Written task = List all lines in the material below that contain "FIXED".

(Lines of data)

──────────────────────────────

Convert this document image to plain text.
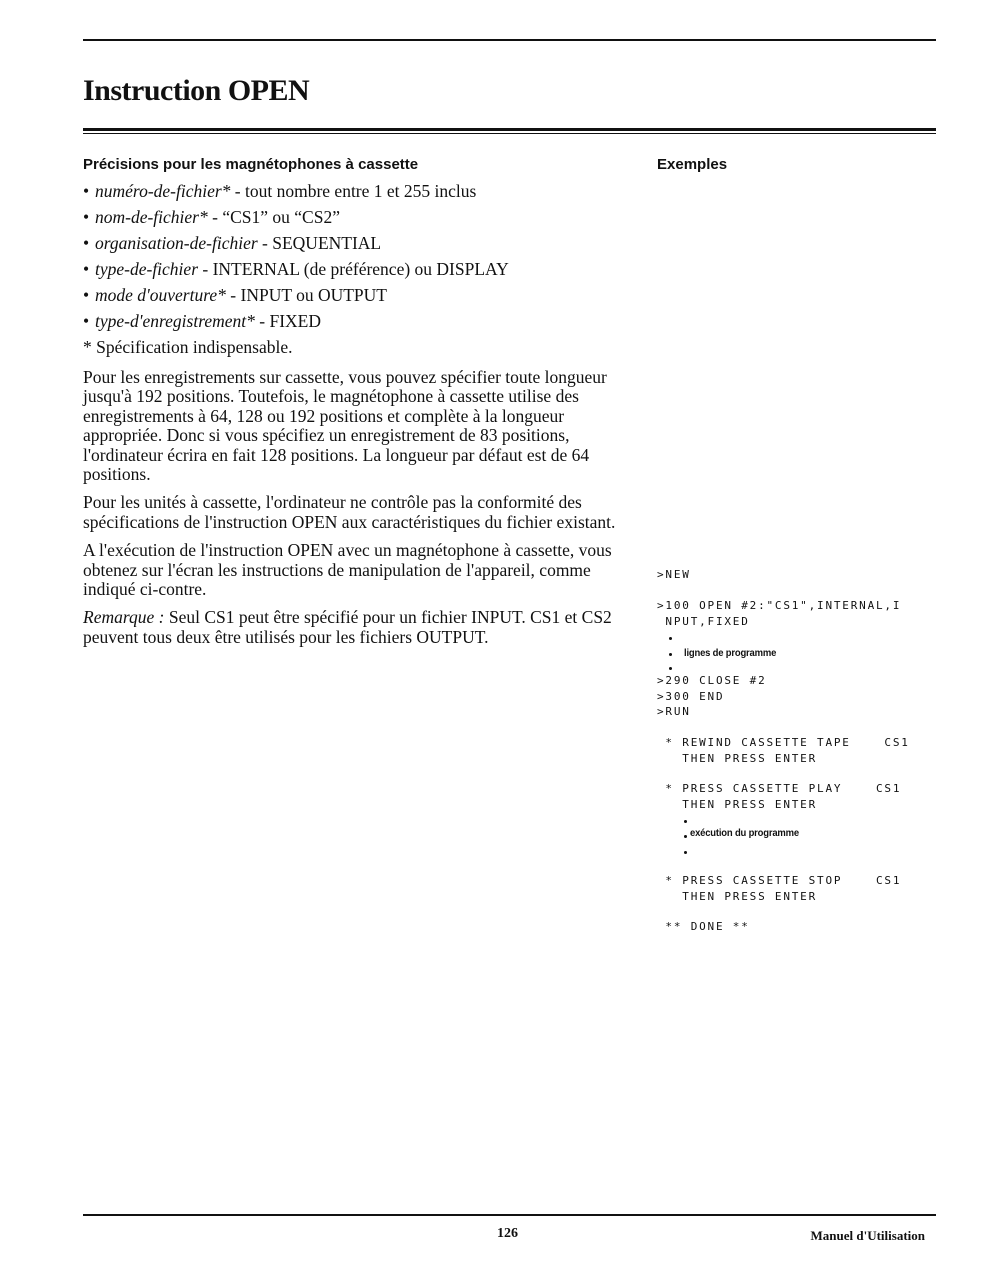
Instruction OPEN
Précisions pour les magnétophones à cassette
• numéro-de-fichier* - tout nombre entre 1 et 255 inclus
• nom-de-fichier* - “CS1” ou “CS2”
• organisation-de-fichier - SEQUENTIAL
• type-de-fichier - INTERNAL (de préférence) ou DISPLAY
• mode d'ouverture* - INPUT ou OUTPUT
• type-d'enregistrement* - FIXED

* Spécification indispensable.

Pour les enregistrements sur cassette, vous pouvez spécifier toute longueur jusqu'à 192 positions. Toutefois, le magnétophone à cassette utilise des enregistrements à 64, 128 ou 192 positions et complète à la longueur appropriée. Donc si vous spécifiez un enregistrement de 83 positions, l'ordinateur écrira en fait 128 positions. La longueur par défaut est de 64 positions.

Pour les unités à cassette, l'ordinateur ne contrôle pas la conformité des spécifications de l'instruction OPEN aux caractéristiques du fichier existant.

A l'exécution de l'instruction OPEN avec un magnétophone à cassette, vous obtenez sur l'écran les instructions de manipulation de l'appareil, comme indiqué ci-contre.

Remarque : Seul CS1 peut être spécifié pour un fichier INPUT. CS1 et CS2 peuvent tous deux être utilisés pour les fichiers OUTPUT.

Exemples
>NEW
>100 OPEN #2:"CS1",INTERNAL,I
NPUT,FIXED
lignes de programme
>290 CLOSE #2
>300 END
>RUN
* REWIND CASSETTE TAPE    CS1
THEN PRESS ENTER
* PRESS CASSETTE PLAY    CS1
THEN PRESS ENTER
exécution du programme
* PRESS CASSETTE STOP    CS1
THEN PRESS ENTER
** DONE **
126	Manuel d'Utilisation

──────────────────────────────

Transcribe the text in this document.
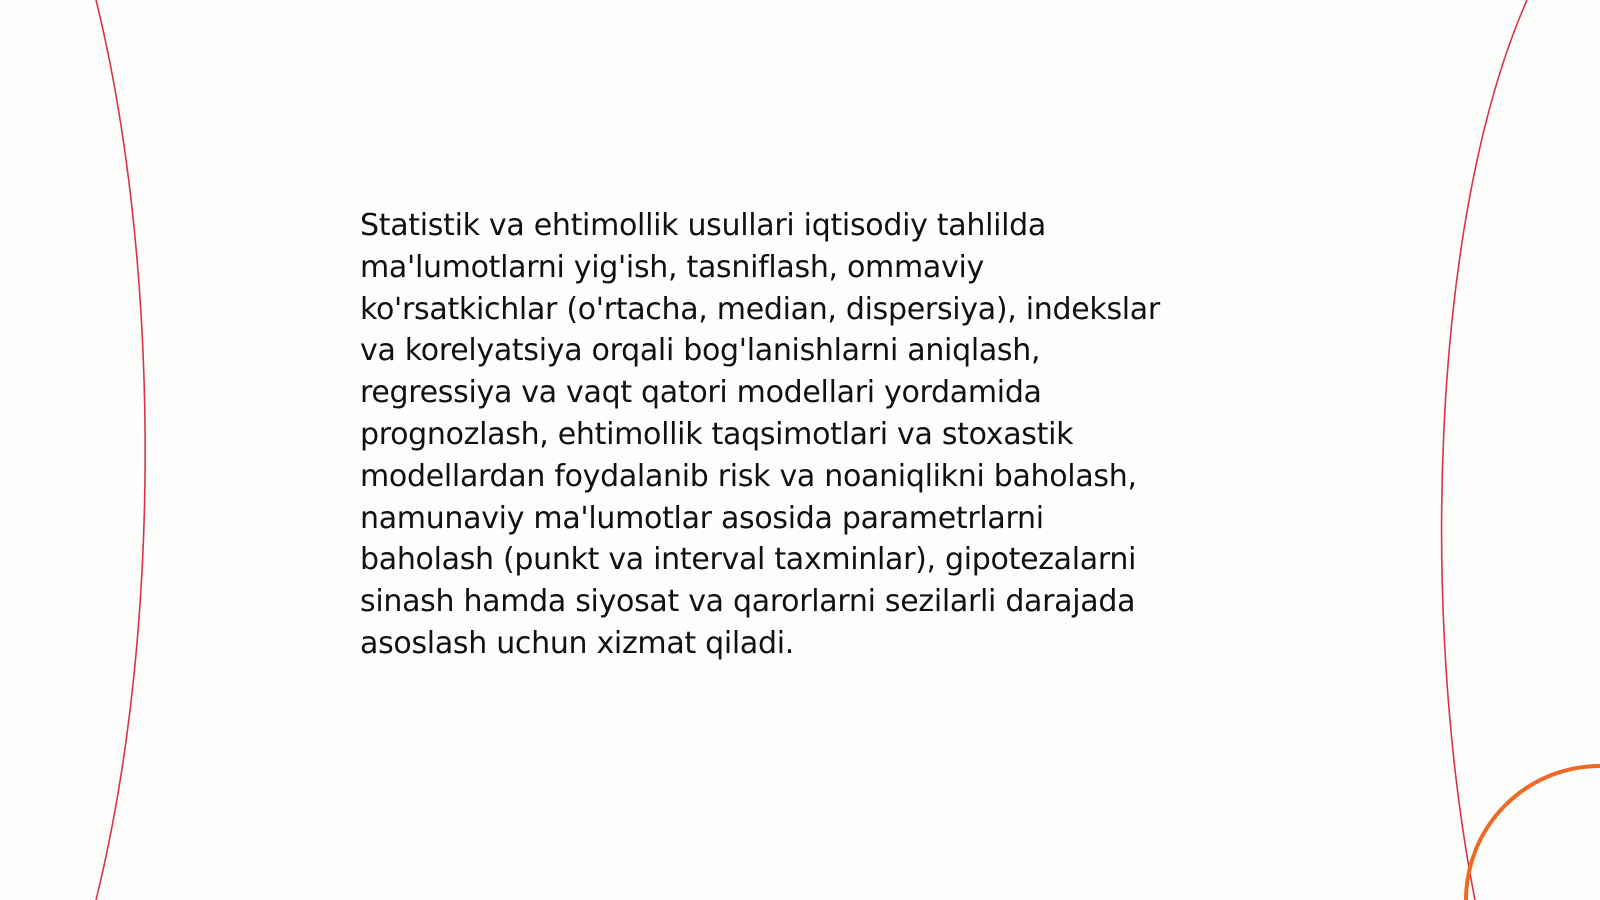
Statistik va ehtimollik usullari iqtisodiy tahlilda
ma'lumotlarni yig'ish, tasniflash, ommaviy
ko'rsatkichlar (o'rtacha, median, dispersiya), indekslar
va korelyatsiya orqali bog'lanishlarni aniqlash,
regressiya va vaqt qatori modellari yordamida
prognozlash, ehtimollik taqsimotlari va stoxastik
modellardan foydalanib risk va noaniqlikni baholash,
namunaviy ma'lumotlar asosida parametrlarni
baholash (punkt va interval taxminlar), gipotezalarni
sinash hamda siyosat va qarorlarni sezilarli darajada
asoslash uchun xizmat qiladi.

──────────────────────────────

Right answer =
• type-d'enregistrement* - FIXED
NPUT,FIXED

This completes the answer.